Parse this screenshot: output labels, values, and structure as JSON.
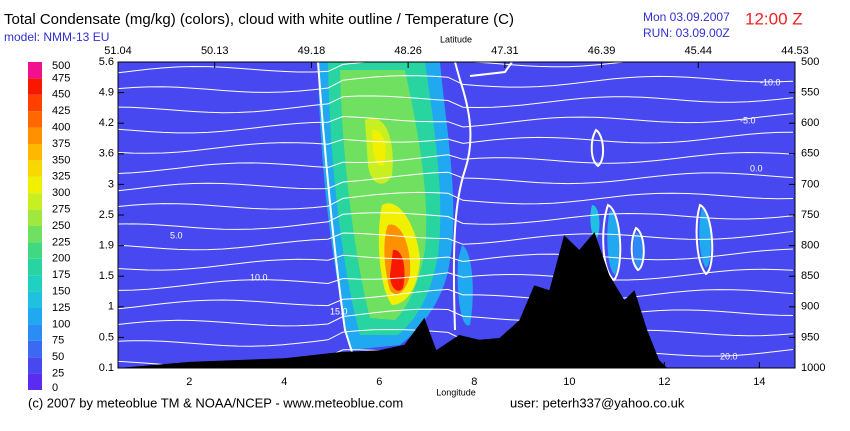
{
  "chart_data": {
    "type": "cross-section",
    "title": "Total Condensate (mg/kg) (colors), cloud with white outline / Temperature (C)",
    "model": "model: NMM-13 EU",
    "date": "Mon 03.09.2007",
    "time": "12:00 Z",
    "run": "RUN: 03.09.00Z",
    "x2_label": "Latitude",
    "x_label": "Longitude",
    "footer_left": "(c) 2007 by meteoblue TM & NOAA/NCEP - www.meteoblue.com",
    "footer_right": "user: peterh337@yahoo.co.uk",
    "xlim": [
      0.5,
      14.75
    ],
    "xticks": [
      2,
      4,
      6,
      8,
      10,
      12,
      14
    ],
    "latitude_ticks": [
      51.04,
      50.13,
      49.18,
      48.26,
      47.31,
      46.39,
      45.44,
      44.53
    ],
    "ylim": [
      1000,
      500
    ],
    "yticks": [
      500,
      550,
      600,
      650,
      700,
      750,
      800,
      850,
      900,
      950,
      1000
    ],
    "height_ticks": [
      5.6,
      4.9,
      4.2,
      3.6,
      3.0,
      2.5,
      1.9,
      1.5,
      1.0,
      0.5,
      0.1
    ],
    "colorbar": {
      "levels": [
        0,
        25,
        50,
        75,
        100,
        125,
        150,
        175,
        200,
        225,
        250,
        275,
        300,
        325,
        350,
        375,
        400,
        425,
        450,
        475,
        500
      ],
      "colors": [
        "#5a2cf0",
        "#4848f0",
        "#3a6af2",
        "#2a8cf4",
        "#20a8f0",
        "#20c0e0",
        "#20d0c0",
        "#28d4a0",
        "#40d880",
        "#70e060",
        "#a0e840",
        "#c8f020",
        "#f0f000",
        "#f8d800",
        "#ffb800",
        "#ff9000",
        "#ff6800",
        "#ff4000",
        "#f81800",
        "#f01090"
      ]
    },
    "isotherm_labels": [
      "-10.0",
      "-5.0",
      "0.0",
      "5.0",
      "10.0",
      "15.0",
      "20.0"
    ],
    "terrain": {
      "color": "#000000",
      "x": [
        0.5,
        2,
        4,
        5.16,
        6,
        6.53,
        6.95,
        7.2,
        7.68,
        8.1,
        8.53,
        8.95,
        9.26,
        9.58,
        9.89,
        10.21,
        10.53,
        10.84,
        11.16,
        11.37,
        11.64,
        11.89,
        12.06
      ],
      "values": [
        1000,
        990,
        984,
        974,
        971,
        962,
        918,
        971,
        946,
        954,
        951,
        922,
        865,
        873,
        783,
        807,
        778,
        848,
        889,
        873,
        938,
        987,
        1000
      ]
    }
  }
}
══════════════════════════════
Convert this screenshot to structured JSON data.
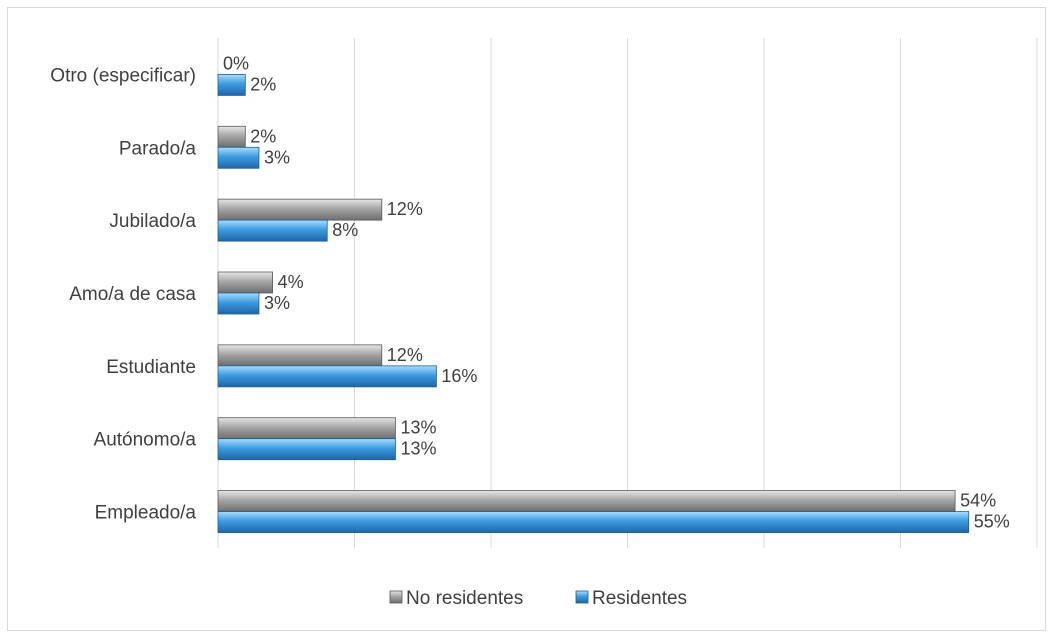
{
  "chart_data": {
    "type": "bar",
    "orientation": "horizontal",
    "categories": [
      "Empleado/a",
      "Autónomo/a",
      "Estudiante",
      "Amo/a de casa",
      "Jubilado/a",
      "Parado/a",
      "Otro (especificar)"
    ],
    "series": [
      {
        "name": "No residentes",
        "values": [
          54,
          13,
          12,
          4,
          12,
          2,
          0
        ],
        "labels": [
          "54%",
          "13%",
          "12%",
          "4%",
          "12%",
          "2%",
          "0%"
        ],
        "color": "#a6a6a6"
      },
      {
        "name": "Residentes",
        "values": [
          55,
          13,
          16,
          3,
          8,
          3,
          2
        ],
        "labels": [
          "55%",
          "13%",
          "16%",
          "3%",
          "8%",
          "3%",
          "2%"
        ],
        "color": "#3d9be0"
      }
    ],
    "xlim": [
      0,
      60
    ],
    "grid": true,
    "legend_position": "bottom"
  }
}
══════════════════════════════
* Instructions to follow:
Search the lines for "screenshot". Copy each line that has it.

* Problem solution:
Parse this screenshot: output labels, values, and structure as JSON.
Convert this screenshot to structured JSON data.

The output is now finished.